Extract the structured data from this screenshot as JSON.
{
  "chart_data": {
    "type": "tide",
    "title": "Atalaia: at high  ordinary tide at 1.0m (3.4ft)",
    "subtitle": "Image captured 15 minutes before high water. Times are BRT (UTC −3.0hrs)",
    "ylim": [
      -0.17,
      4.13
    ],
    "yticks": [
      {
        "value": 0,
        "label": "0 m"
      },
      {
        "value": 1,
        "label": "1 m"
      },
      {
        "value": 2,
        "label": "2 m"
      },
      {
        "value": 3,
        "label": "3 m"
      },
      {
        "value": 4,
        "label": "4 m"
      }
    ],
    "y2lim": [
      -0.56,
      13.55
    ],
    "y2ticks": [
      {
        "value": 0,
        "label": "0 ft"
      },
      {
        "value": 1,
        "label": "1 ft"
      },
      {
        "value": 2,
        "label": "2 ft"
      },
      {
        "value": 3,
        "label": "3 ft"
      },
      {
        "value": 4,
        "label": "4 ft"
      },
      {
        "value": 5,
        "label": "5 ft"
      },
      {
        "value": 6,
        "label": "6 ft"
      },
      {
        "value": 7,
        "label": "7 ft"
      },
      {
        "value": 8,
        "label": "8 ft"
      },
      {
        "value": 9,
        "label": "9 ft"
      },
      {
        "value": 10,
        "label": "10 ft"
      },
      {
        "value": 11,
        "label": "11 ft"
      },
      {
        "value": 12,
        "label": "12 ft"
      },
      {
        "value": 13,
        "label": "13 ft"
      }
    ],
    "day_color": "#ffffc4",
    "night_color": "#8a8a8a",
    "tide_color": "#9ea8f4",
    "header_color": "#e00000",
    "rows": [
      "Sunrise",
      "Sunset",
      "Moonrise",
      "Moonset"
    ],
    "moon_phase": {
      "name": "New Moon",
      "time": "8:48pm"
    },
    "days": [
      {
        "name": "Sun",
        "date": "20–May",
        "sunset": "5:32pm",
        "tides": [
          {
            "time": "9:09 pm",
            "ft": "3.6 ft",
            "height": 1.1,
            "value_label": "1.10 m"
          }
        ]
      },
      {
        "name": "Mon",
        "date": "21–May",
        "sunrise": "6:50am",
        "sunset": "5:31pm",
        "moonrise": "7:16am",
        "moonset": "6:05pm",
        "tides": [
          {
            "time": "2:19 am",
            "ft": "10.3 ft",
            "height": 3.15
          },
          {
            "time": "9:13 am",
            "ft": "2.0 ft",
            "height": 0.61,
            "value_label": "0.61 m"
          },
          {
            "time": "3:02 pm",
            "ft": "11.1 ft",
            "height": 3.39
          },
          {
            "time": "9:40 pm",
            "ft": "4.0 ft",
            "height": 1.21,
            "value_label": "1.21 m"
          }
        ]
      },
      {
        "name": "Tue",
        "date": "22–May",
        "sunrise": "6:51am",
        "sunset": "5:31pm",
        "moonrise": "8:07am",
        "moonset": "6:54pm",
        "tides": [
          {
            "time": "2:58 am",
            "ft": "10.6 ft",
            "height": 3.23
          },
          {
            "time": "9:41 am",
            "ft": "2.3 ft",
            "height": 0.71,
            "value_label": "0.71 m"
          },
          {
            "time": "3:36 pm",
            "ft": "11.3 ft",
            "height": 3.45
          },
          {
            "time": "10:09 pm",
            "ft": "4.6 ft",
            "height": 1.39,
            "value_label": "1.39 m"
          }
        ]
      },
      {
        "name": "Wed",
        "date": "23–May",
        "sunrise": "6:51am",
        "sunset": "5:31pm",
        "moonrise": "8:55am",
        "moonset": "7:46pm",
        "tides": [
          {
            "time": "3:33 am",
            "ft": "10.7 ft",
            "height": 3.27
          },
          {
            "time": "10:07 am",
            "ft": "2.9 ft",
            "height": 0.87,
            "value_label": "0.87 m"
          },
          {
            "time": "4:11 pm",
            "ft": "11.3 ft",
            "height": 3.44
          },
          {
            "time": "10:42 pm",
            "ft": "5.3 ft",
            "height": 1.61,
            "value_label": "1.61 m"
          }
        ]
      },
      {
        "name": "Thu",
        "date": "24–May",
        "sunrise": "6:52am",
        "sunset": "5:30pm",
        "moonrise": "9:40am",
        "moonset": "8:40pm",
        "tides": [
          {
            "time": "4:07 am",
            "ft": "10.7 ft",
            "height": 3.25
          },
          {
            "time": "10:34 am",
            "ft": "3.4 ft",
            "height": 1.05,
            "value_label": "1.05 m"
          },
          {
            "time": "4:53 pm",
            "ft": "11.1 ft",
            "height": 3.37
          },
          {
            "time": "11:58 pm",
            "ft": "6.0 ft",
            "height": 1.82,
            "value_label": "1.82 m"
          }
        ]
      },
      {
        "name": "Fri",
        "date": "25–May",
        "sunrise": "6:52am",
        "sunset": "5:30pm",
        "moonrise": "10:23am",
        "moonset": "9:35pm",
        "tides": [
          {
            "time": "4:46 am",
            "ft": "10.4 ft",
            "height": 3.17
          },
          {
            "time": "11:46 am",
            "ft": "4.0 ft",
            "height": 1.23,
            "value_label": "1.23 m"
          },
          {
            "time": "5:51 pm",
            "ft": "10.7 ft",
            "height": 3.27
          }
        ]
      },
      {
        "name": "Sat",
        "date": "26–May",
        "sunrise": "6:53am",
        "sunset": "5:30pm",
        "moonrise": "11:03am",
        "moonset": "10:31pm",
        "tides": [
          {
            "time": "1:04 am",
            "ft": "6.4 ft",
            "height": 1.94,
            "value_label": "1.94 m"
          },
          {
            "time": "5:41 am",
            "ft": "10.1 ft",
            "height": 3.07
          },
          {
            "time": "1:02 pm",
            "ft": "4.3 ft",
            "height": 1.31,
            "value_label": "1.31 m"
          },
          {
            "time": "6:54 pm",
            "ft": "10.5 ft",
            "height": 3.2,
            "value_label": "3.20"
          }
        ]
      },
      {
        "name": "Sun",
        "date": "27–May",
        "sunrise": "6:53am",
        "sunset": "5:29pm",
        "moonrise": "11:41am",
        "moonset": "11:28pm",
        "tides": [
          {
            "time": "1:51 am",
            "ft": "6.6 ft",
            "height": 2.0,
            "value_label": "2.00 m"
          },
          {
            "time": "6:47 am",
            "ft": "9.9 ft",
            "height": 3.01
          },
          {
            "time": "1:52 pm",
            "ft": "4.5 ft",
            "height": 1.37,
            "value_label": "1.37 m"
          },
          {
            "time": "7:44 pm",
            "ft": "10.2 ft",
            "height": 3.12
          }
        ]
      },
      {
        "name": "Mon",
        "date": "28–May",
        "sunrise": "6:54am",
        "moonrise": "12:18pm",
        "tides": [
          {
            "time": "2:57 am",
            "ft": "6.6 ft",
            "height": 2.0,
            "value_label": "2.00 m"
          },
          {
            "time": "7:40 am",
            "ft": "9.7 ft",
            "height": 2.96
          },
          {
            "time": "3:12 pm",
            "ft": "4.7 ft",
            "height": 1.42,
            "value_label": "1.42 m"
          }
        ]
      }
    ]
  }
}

Directions:
Scan the lines for the string "name". Copy out each line that matches.

Exercise answer:
      "name": "New Moon",
        "name": "Sun",
        "name": "Mon",
        "name": "Tue",
        "name": "Wed",
        "name": "Thu",
        "name": "Fri",
        "name": "Sat",
        "name": "Sun",
        "name": "Mon",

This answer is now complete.